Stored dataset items
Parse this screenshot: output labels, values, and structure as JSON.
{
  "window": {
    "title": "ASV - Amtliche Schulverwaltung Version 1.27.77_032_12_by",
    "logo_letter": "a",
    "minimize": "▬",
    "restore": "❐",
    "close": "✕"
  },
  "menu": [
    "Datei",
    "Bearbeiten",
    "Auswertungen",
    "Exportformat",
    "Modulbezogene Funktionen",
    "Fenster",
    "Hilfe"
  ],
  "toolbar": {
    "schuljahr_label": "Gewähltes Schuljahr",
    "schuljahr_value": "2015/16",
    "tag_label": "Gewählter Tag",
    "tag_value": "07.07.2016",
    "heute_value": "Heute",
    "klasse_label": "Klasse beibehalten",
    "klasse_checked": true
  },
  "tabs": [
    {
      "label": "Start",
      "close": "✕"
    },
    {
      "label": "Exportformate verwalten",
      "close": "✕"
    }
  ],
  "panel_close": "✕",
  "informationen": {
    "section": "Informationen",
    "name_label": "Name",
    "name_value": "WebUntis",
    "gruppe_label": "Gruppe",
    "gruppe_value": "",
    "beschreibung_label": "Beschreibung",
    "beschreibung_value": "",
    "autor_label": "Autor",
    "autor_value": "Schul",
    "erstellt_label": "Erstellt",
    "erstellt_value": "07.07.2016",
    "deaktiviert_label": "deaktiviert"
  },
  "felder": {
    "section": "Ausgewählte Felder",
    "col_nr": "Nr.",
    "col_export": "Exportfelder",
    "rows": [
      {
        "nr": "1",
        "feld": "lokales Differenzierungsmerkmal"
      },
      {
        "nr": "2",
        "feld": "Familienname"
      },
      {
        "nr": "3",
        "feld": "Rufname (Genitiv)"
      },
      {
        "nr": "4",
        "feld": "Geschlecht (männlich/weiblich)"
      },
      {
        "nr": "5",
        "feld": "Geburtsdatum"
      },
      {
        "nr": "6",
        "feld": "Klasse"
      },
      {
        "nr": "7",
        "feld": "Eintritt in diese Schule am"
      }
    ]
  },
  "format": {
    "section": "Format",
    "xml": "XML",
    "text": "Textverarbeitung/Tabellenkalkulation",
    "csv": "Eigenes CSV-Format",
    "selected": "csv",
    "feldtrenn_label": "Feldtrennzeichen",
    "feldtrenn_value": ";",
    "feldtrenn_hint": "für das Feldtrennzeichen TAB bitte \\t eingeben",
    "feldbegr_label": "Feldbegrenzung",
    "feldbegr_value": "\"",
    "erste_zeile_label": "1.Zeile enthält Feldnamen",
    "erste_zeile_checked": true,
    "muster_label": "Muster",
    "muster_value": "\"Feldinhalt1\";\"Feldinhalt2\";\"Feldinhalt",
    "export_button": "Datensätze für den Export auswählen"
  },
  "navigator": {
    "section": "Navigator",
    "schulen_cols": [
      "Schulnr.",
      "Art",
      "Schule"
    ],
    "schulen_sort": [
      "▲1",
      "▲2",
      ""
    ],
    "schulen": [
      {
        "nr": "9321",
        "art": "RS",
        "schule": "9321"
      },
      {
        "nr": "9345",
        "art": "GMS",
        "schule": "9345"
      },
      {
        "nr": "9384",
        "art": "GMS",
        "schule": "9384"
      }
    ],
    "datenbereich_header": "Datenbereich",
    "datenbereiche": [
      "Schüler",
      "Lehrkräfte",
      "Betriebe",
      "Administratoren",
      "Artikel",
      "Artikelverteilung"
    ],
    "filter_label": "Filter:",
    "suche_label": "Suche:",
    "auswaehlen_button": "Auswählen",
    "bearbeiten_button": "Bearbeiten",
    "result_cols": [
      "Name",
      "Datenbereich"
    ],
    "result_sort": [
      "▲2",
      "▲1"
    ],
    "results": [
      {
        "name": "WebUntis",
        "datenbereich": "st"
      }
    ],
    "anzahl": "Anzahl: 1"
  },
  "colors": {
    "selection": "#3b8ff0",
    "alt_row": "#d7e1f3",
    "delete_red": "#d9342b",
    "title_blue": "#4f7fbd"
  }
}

What is being asked:
Give the number of lines in the records that hold the word "Bearbeiten", with no other words.

Output of the exercise:
2